+++ Entries +++
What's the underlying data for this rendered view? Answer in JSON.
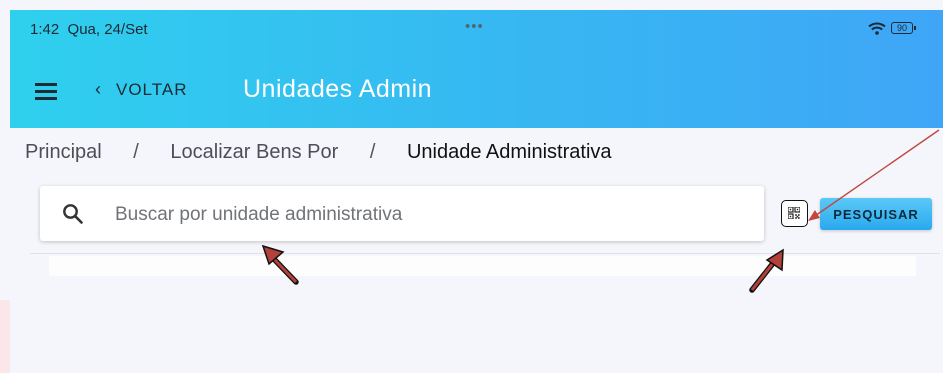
{
  "status_bar": {
    "time": "1:42",
    "date": "Qua, 24/Set",
    "dots": "•••",
    "battery": "90"
  },
  "app_bar": {
    "back_label": "VOLTAR",
    "title": "Unidades Admin"
  },
  "breadcrumb": {
    "items": [
      "Principal",
      "Localizar Bens Por",
      "Unidade Administrativa"
    ],
    "separator": "/"
  },
  "search": {
    "placeholder": "Buscar por unidade administrativa",
    "value": "",
    "button_label": "PESQUISAR"
  },
  "icons": {
    "menu": "menu-icon",
    "back": "chevron-left-icon",
    "search": "search-icon",
    "qr": "qr-code-icon",
    "wifi": "wifi-icon",
    "battery": "battery-icon"
  },
  "colors": {
    "appbar_start": "#2fd0ee",
    "appbar_end": "#3fa6f7",
    "title": "#ffffff",
    "annotation_arrow": "#b3403a"
  }
}
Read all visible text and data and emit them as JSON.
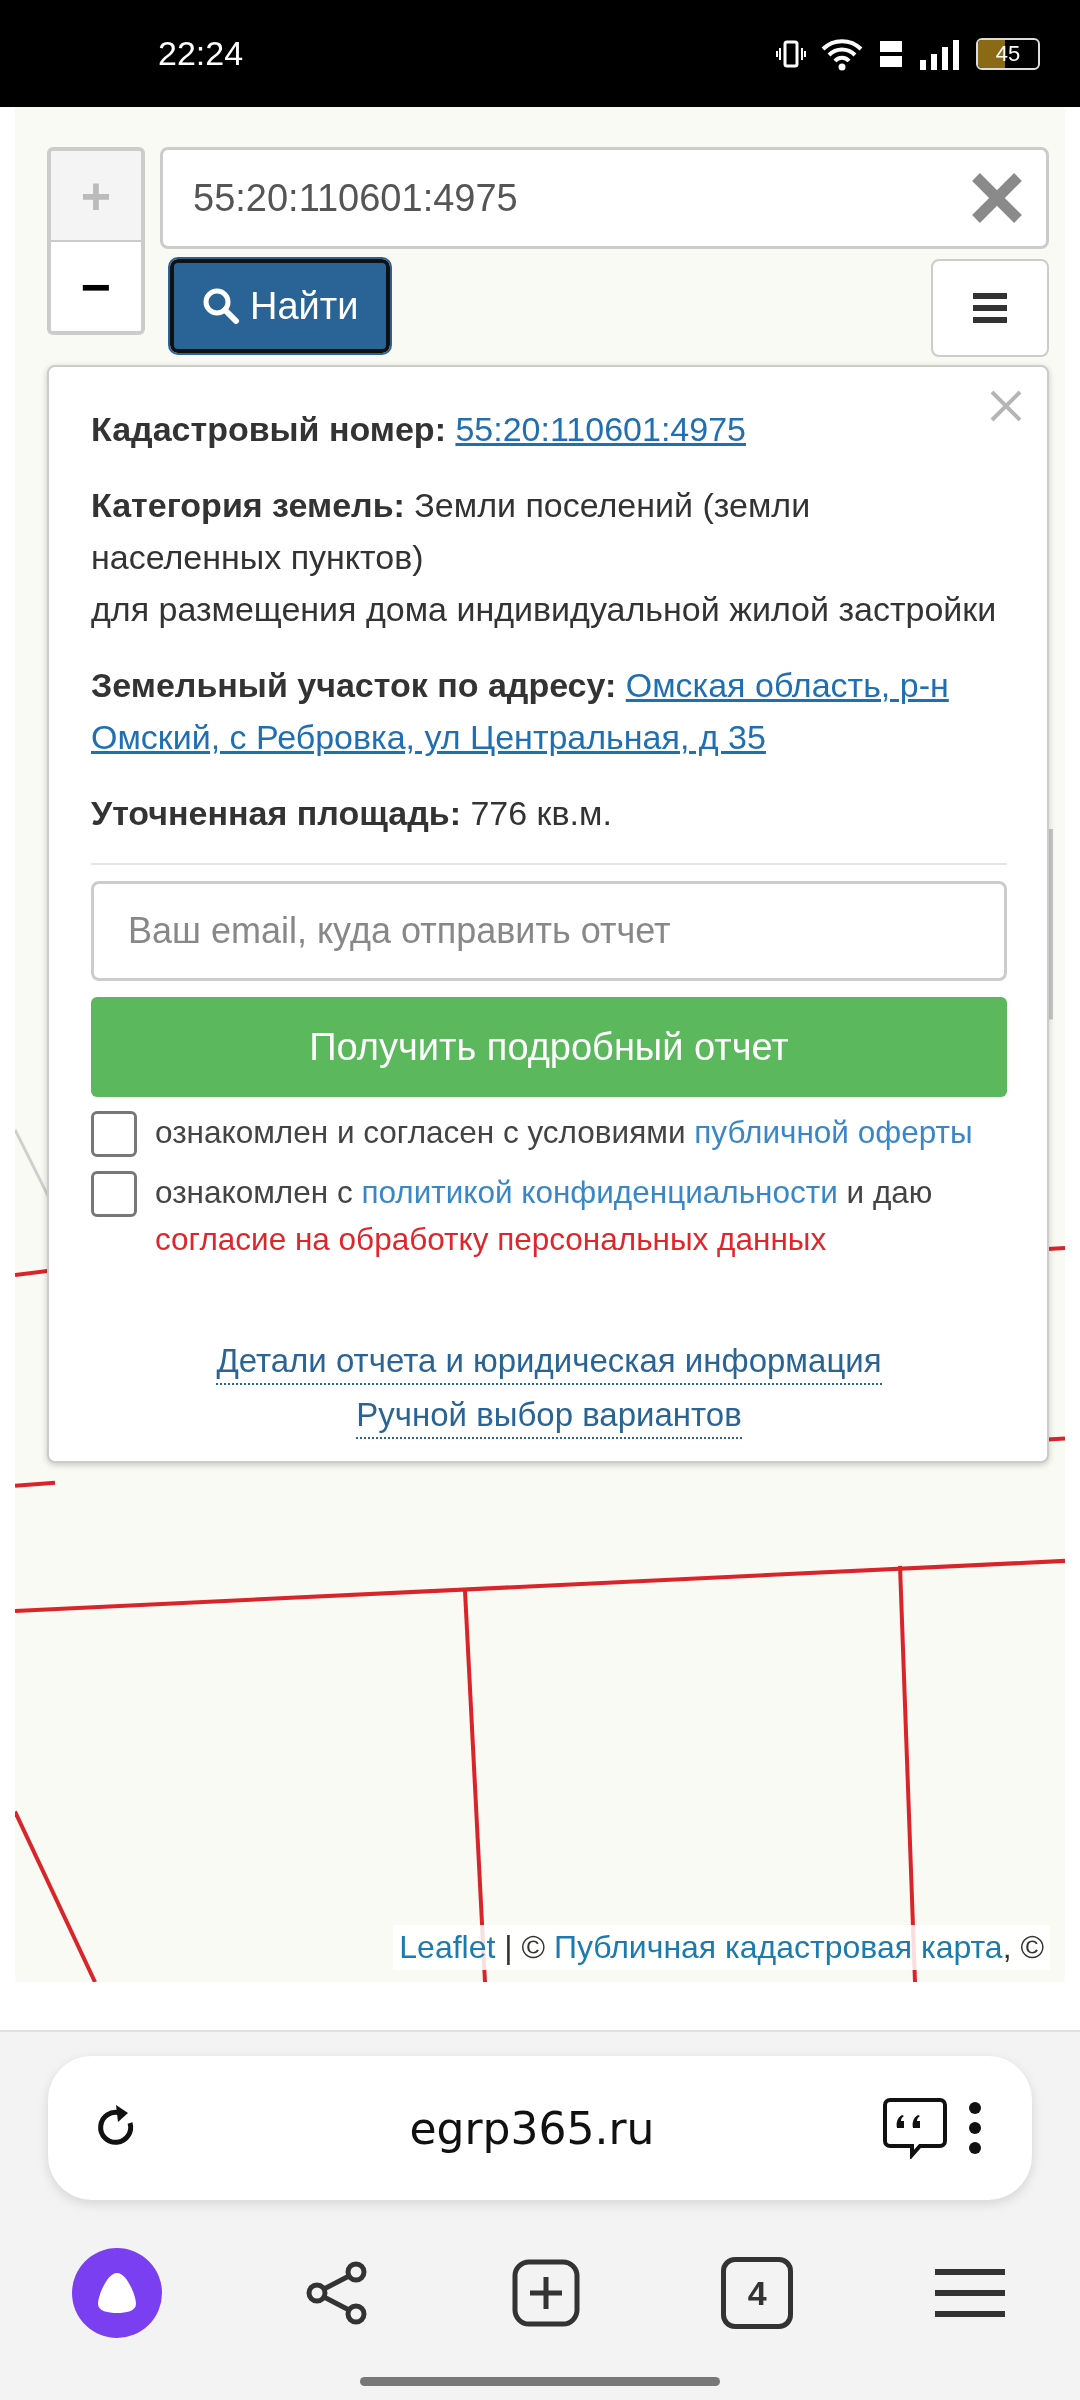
{
  "status_bar": {
    "time": "22:24",
    "battery": "45"
  },
  "search": {
    "value": "55:20:110601:4975",
    "button": "Найти"
  },
  "zoom": {
    "plus": "+",
    "minus": "−"
  },
  "popup": {
    "cadastral": {
      "label": "Кадастровый номер:",
      "value": "55:20:110601:4975"
    },
    "category": {
      "label": "Категория земель:",
      "value": "Земли поселений (земли населенных пунктов)",
      "usage": "для размещения дома индивидуальной жилой застройки"
    },
    "address": {
      "label": "Земельный участок по адресу:",
      "value_lines": [
        "Омская область, р-н",
        "Омский, с Ребровка, ул Центральная, д 35"
      ]
    },
    "area": {
      "label": "Уточненная площадь:",
      "value": "776 кв.м."
    },
    "email": {
      "placeholder": "Ваш email, куда отправить отчет"
    },
    "submit": "Получить подробный отчет",
    "agreements": [
      {
        "checked": false,
        "parts": [
          {
            "kind": "text",
            "text": "ознакомлен и согласен с условиями "
          },
          {
            "kind": "link",
            "text": "публичной оферты"
          }
        ]
      },
      {
        "checked": false,
        "parts": [
          {
            "kind": "text",
            "text": "ознакомлен с "
          },
          {
            "kind": "link",
            "text": "политикой конфиденциальности"
          },
          {
            "kind": "text",
            "text": " и даю "
          },
          {
            "kind": "warning",
            "text": "согласие на обработку персональных данных"
          }
        ]
      }
    ],
    "links": [
      "Детали отчета и юридическая информация",
      "Ручной выбор вариантов"
    ]
  },
  "attribution": [
    {
      "kind": "link",
      "text": "Leaflet"
    },
    {
      "kind": "text",
      "text": " | © "
    },
    {
      "kind": "link",
      "text": "Публичная кадастровая карта"
    },
    {
      "kind": "text",
      "text": ", ©"
    }
  ],
  "browser": {
    "url": "egrp365.ru",
    "tabs_count": "4"
  }
}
+++
Objective:
Omit the pictures and reproduce the listing exactly.

Problem solution:
What's the underlying data for this rendered view? Answer in JSON.
{
  "status_bar": {
    "time": "1:42",
    "date": "Qua, 24/Set",
    "dots": "•••",
    "battery": "90"
  },
  "app_bar": {
    "back_label": "VOLTAR",
    "title": "Unidades Admin"
  },
  "breadcrumb": {
    "items": [
      "Principal",
      "Localizar Bens Por",
      "Unidade Administrativa"
    ],
    "separator": "/"
  },
  "search": {
    "placeholder": "Buscar por unidade administrativa",
    "value": "",
    "button_label": "PESQUISAR"
  },
  "icons": {
    "menu": "menu-icon",
    "back": "chevron-left-icon",
    "search": "search-icon",
    "qr": "qr-code-icon",
    "wifi": "wifi-icon",
    "battery": "battery-icon"
  },
  "colors": {
    "appbar_start": "#2fd0ee",
    "appbar_end": "#3fa6f7",
    "title": "#ffffff",
    "annotation_arrow": "#b3403a"
  }
}
Read all visible text and data and emit them as JSON.
{
  "status_bar": {
    "time": "22:24",
    "battery": "45"
  },
  "search": {
    "value": "55:20:110601:4975",
    "button": "Найти"
  },
  "zoom": {
    "plus": "+",
    "minus": "−"
  },
  "popup": {
    "cadastral": {
      "label": "Кадастровый номер:",
      "value": "55:20:110601:4975"
    },
    "category": {
      "label": "Категория земель:",
      "value": "Земли поселений (земли населенных пунктов)",
      "usage": "для размещения дома индивидуальной жилой застройки"
    },
    "address": {
      "label": "Земельный участок по адресу:",
      "value_lines": [
        "Омская область, р-н",
        "Омский, с Ребровка, ул Центральная, д 35"
      ]
    },
    "area": {
      "label": "Уточненная площадь:",
      "value": "776 кв.м."
    },
    "email": {
      "placeholder": "Ваш email, куда отправить отчет"
    },
    "submit": "Получить подробный отчет",
    "agreements": [
      {
        "checked": false,
        "parts": [
          {
            "kind": "text",
            "text": "ознакомлен и согласен с условиями "
          },
          {
            "kind": "link",
            "text": "публичной оферты"
          }
        ]
      },
      {
        "checked": false,
        "parts": [
          {
            "kind": "text",
            "text": "ознакомлен с "
          },
          {
            "kind": "link",
            "text": "политикой конфиденциальности"
          },
          {
            "kind": "text",
            "text": " и даю "
          },
          {
            "kind": "warning",
            "text": "согласие на обработку персональных данных"
          }
        ]
      }
    ],
    "links": [
      "Детали отчета и юридическая информация",
      "Ручной выбор вариантов"
    ]
  },
  "attribution": [
    {
      "kind": "link",
      "text": "Leaflet"
    },
    {
      "kind": "text",
      "text": " | © "
    },
    {
      "kind": "link",
      "text": "Публичная кадастровая карта"
    },
    {
      "kind": "text",
      "text": ", ©"
    }
  ],
  "browser": {
    "url": "egrp365.ru",
    "tabs_count": "4"
  }
}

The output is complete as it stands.